» Aim of the task
The listing below should be printed exactly, every line of it. Skip the pictures.

» Dataset
+ + + + +
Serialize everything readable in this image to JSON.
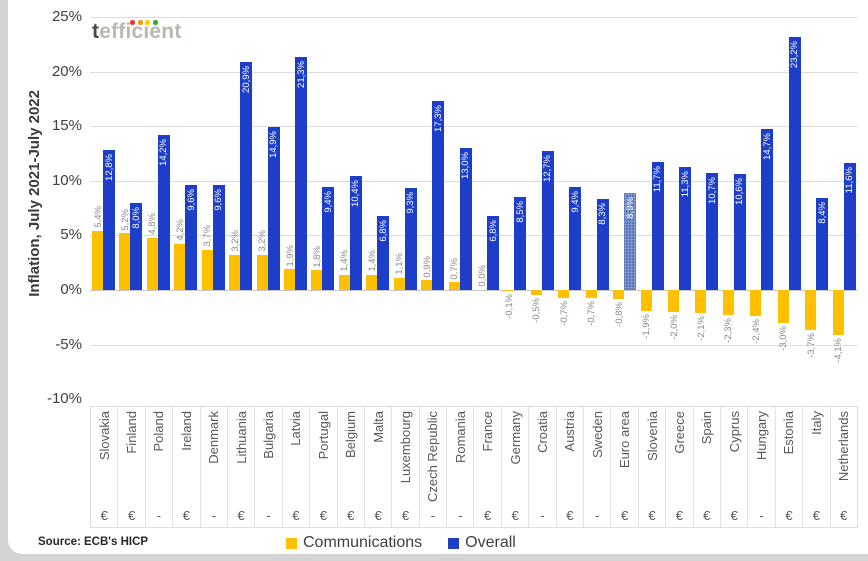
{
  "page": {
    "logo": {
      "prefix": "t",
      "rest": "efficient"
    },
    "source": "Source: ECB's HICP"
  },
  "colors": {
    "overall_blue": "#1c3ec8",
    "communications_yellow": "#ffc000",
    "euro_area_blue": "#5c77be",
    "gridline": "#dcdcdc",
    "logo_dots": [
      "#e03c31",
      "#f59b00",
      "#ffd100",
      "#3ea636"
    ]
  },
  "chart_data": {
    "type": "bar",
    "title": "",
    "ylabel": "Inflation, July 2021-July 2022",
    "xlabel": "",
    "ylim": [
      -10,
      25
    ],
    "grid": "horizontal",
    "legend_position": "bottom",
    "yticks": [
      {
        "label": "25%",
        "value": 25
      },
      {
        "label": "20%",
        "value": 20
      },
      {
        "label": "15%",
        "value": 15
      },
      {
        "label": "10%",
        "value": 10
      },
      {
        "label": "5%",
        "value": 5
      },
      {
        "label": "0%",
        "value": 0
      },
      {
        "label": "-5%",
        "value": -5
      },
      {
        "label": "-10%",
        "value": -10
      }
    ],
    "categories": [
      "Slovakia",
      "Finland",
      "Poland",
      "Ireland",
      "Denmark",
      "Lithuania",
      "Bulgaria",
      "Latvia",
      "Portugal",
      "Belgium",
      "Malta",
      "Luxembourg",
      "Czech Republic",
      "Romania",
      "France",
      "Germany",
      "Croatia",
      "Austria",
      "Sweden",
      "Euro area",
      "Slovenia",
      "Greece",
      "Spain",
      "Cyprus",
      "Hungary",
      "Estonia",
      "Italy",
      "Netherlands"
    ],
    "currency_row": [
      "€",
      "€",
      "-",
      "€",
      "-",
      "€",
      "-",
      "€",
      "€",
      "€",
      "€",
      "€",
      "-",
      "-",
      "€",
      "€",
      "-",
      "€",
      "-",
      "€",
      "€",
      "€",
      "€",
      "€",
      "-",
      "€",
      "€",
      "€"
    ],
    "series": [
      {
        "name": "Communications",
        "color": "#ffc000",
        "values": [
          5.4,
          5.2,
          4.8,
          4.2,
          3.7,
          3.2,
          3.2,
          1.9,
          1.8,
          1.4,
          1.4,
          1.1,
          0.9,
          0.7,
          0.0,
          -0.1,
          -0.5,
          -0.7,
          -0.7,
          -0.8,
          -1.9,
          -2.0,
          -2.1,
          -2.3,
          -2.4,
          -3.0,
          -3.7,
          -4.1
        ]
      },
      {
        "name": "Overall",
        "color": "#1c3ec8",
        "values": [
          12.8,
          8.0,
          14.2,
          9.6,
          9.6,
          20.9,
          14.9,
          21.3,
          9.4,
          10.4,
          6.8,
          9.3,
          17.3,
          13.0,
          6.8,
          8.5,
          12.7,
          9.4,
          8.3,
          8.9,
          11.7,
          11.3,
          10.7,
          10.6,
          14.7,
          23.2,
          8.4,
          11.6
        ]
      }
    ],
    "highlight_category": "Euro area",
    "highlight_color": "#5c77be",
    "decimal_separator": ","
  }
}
+ + + + +
» Reply
Serialize everything readable in this image to JSON.
{
  "page": {
    "logo": {
      "prefix": "t",
      "rest": "efficient"
    },
    "source": "Source: ECB's HICP"
  },
  "colors": {
    "overall_blue": "#1c3ec8",
    "communications_yellow": "#ffc000",
    "euro_area_blue": "#5c77be",
    "gridline": "#dcdcdc",
    "logo_dots": [
      "#e03c31",
      "#f59b00",
      "#ffd100",
      "#3ea636"
    ]
  },
  "chart_data": {
    "type": "bar",
    "title": "",
    "ylabel": "Inflation, July 2021-July 2022",
    "xlabel": "",
    "ylim": [
      -10,
      25
    ],
    "grid": "horizontal",
    "legend_position": "bottom",
    "yticks": [
      {
        "label": "25%",
        "value": 25
      },
      {
        "label": "20%",
        "value": 20
      },
      {
        "label": "15%",
        "value": 15
      },
      {
        "label": "10%",
        "value": 10
      },
      {
        "label": "5%",
        "value": 5
      },
      {
        "label": "0%",
        "value": 0
      },
      {
        "label": "-5%",
        "value": -5
      },
      {
        "label": "-10%",
        "value": -10
      }
    ],
    "categories": [
      "Slovakia",
      "Finland",
      "Poland",
      "Ireland",
      "Denmark",
      "Lithuania",
      "Bulgaria",
      "Latvia",
      "Portugal",
      "Belgium",
      "Malta",
      "Luxembourg",
      "Czech Republic",
      "Romania",
      "France",
      "Germany",
      "Croatia",
      "Austria",
      "Sweden",
      "Euro area",
      "Slovenia",
      "Greece",
      "Spain",
      "Cyprus",
      "Hungary",
      "Estonia",
      "Italy",
      "Netherlands"
    ],
    "currency_row": [
      "€",
      "€",
      "-",
      "€",
      "-",
      "€",
      "-",
      "€",
      "€",
      "€",
      "€",
      "€",
      "-",
      "-",
      "€",
      "€",
      "-",
      "€",
      "-",
      "€",
      "€",
      "€",
      "€",
      "€",
      "-",
      "€",
      "€",
      "€"
    ],
    "series": [
      {
        "name": "Communications",
        "color": "#ffc000",
        "values": [
          5.4,
          5.2,
          4.8,
          4.2,
          3.7,
          3.2,
          3.2,
          1.9,
          1.8,
          1.4,
          1.4,
          1.1,
          0.9,
          0.7,
          0.0,
          -0.1,
          -0.5,
          -0.7,
          -0.7,
          -0.8,
          -1.9,
          -2.0,
          -2.1,
          -2.3,
          -2.4,
          -3.0,
          -3.7,
          -4.1
        ]
      },
      {
        "name": "Overall",
        "color": "#1c3ec8",
        "values": [
          12.8,
          8.0,
          14.2,
          9.6,
          9.6,
          20.9,
          14.9,
          21.3,
          9.4,
          10.4,
          6.8,
          9.3,
          17.3,
          13.0,
          6.8,
          8.5,
          12.7,
          9.4,
          8.3,
          8.9,
          11.7,
          11.3,
          10.7,
          10.6,
          14.7,
          23.2,
          8.4,
          11.6
        ]
      }
    ],
    "highlight_category": "Euro area",
    "highlight_color": "#5c77be",
    "decimal_separator": ","
  }
}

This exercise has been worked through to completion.